Supplied material:
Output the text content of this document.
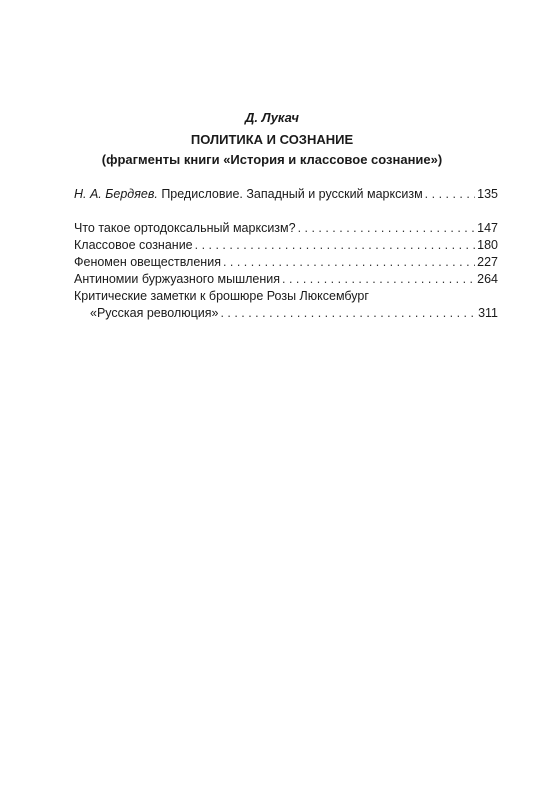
Д. Лукач
ПОЛИТИКА И СОЗНАНИЕ
(фрагменты книги «История и классовое сознание»)
Н. А. Бердяев. Предисловие. Западный и русский марксизм . . .	135
Что такое ортодоксальный марксизм? . . .	147
Классовое сознание . . .	180
Феномен овеществления . . .	227
Антиномии буржуазного мышления . . .	264
Критические заметки к брошюре Розы Люксембург
«Русская революция» . . .	311
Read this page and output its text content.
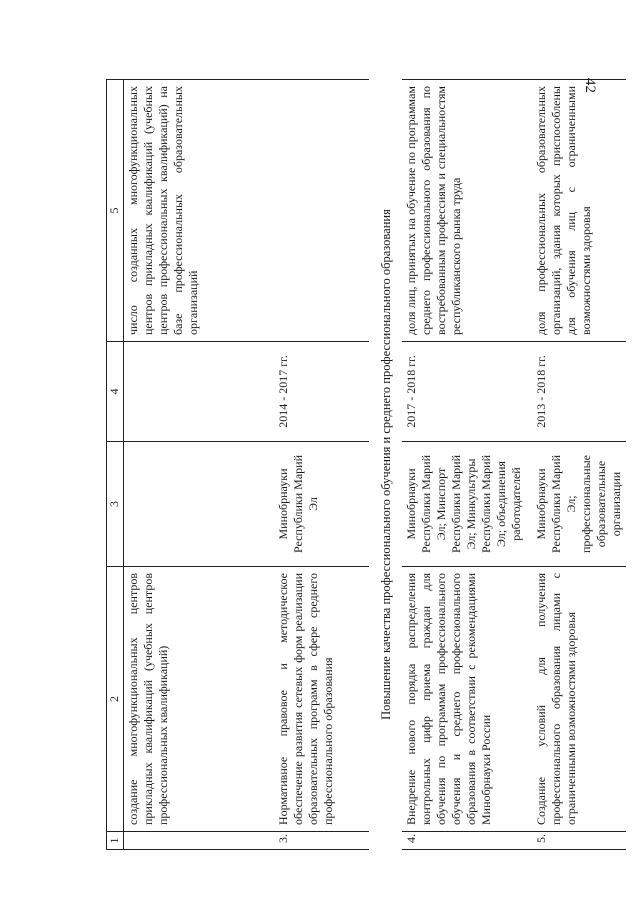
42
1	2	3	4	5
	создание многофункциональных центров прикладных квалификаций (учебных центров профессиональных квалификаций)			число созданных многофункциональных центров прикладных квалификаций (учебных центров профессиональных квалификаций) на базе профессиональных образовательных организаций
3.	Нормативное правовое и методическое обеспечение развития сетевых форм реализации образовательных программ в сфере среднего профессионального образования	Минобрнауки Республики Марий Эл	2014 - 2017 гг.	
Повышение качества профессионального обучения и среднего профессионального образования				
4.	Внедрение нового порядка распределения контрольных цифр приема граждан для обучения по программам профессионального обучения и среднего профессионального образования в соответствии с рекомендациями Минобрнауки России	Минобрнауки Республики Марий Эл; Минспорт Республики Марий Эл; Минкультуры Республики Марий Эл; объединения работодателей	2017 - 2018 гг.	доля лиц, принятых на обучение по программам среднего профессионального образования по востребованным профессиям и специальностям республиканского рынка труда
5.	Создание условий для получения профессионального образования лицами с ограниченными возможностями здоровья	Минобрнауки Республики Марий Эл; профессиональные образовательные организации	2013 - 2018 гг.	доля профессиональных образовательных организаций, здания которых приспособлены для обучения лиц с ограниченными возможностями здоровья
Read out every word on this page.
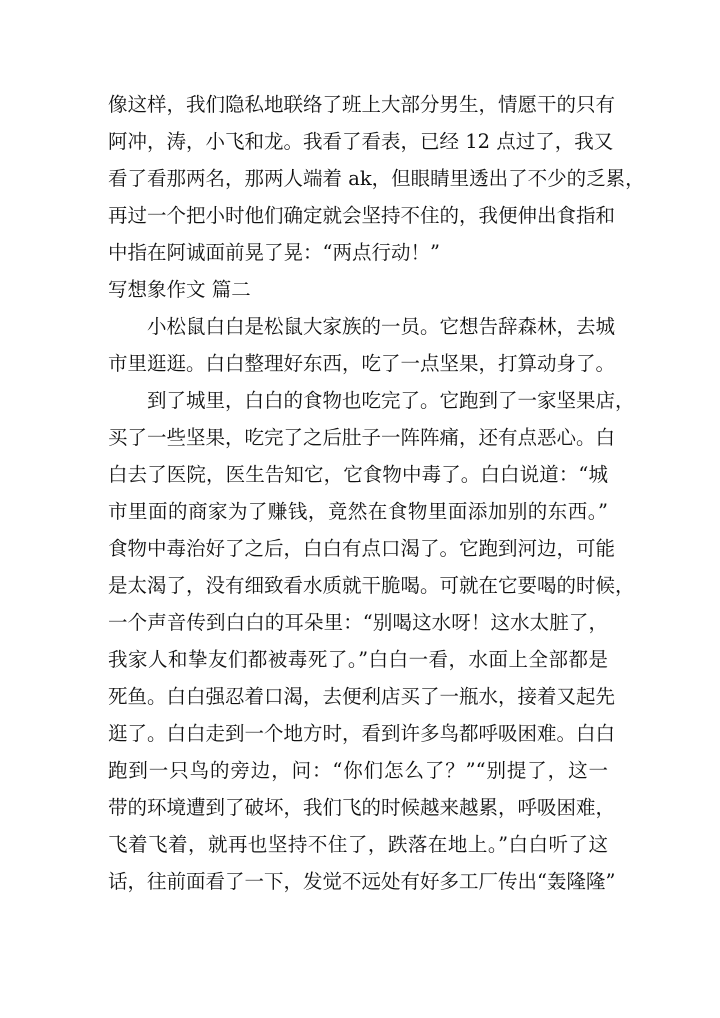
像这样，我们隐私地联络了班上大部分男生，情愿干的只有
阿冲，涛，小飞和龙。我看了看表，已经 12 点过了，我又
看了看那两名，那两人端着 ak，但眼睛里透出了不少的乏累，
再过一个把小时他们确定就会坚持不住的，我便伸出食指和
中指在阿诚面前晃了晃：“两点行动！”
写想象作文 篇二
小松鼠白白是松鼠大家族的一员。它想告辞森林，去城
市里逛逛。白白整理好东西，吃了一点坚果，打算动身了。
到了城里，白白的食物也吃完了。它跑到了一家坚果店，
买了一些坚果，吃完了之后肚子一阵阵痛，还有点恶心。白
白去了医院，医生告知它，它食物中毒了。白白说道：“城
市里面的商家为了赚钱，竟然在食物里面添加别的东西。”
食物中毒治好了之后，白白有点口渴了。它跑到河边，可能
是太渴了，没有细致看水质就干脆喝。可就在它要喝的时候，
一个声音传到白白的耳朵里：“别喝这水呀！这水太脏了，
我家人和挚友们都被毒死了。”白白一看，水面上全部都是
死鱼。白白强忍着口渴，去便利店买了一瓶水，接着又起先
逛了。白白走到一个地方时，看到许多鸟都呼吸困难。白白
跑到一只鸟的旁边，问：“你们怎么了？”“别提了，这一
带的环境遭到了破坏，我们飞的时候越来越累，呼吸困难，
飞着飞着，就再也坚持不住了，跌落在地上。”白白听了这
话，往前面看了一下，发觉不远处有好多工厂传出“轰隆隆”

Problem statement:
Each line of the material must be retyped exactly, except that images are omitted.

Task answer:
Output the text content of this document.
Д. Лукач
ПОЛИТИКА И СОЗНАНИЕ
(фрагменты книги «История и классовое сознание»)
Н. А. Бердяев. Предисловие. Западный и русский марксизм . . .	135
Что такое ортодоксальный марксизм? . . .	147
Классовое сознание . . .	180
Феномен овеществления . . .	227
Антиномии буржуазного мышления . . .	264
Критические заметки к брошюре Розы Люксембург
«Русская революция» . . .	311
Read this page and output its text content.
42
1	2	3	4	5
	создание многофункциональных центров прикладных квалификаций (учебных центров профессиональных квалификаций)			число созданных многофункциональных центров прикладных квалификаций (учебных центров профессиональных квалификаций) на базе профессиональных образовательных организаций
3.	Нормативное правовое и методическое обеспечение развития сетевых форм реализации образовательных программ в сфере среднего профессионального образования	Минобрнауки Республики Марий Эл	2014 - 2017 гг.	
Повышение качества профессионального обучения и среднего профессионального образования				
4.	Внедрение нового порядка распределения контрольных цифр приема граждан для обучения по программам профессионального обучения и среднего профессионального образования в соответствии с рекомендациями Минобрнауки России	Минобрнауки Республики Марий Эл; Минспорт Республики Марий Эл; Минкультуры Республики Марий Эл; объединения работодателей	2017 - 2018 гг.	доля лиц, принятых на обучение по программам среднего профессионального образования по востребованным профессиям и специальностям республиканского рынка труда
5.	Создание условий для получения профессионального образования лицами с ограниченными возможностями здоровья	Минобрнауки Республики Марий Эл; профессиональные образовательные организации	2013 - 2018 гг.	доля профессиональных образовательных организаций, здания которых приспособлены для обучения лиц с ограниченными возможностями здоровья
Read out every word on this page.
像这样，我们隐私地联络了班上大部分男生，情愿干的只有
阿冲，涛，小飞和龙。我看了看表，已经 12 点过了，我又
看了看那两名，那两人端着 ak，但眼睛里透出了不少的乏累，
再过一个把小时他们确定就会坚持不住的，我便伸出食指和
中指在阿诚面前晃了晃：“两点行动！”
写想象作文 篇二
小松鼠白白是松鼠大家族的一员。它想告辞森林，去城
市里逛逛。白白整理好东西，吃了一点坚果，打算动身了。
到了城里，白白的食物也吃完了。它跑到了一家坚果店，
买了一些坚果，吃完了之后肚子一阵阵痛，还有点恶心。白
白去了医院，医生告知它，它食物中毒了。白白说道：“城
市里面的商家为了赚钱，竟然在食物里面添加别的东西。”
食物中毒治好了之后，白白有点口渴了。它跑到河边，可能
是太渴了，没有细致看水质就干脆喝。可就在它要喝的时候，
一个声音传到白白的耳朵里：“别喝这水呀！这水太脏了，
我家人和挚友们都被毒死了。”白白一看，水面上全部都是
死鱼。白白强忍着口渴，去便利店买了一瓶水，接着又起先
逛了。白白走到一个地方时，看到许多鸟都呼吸困难。白白
跑到一只鸟的旁边，问：“你们怎么了？”“别提了，这一
带的环境遭到了破坏，我们飞的时候越来越累，呼吸困难，
飞着飞着，就再也坚持不住了，跌落在地上。”白白听了这
话，往前面看了一下，发觉不远处有好多工厂传出“轰隆隆”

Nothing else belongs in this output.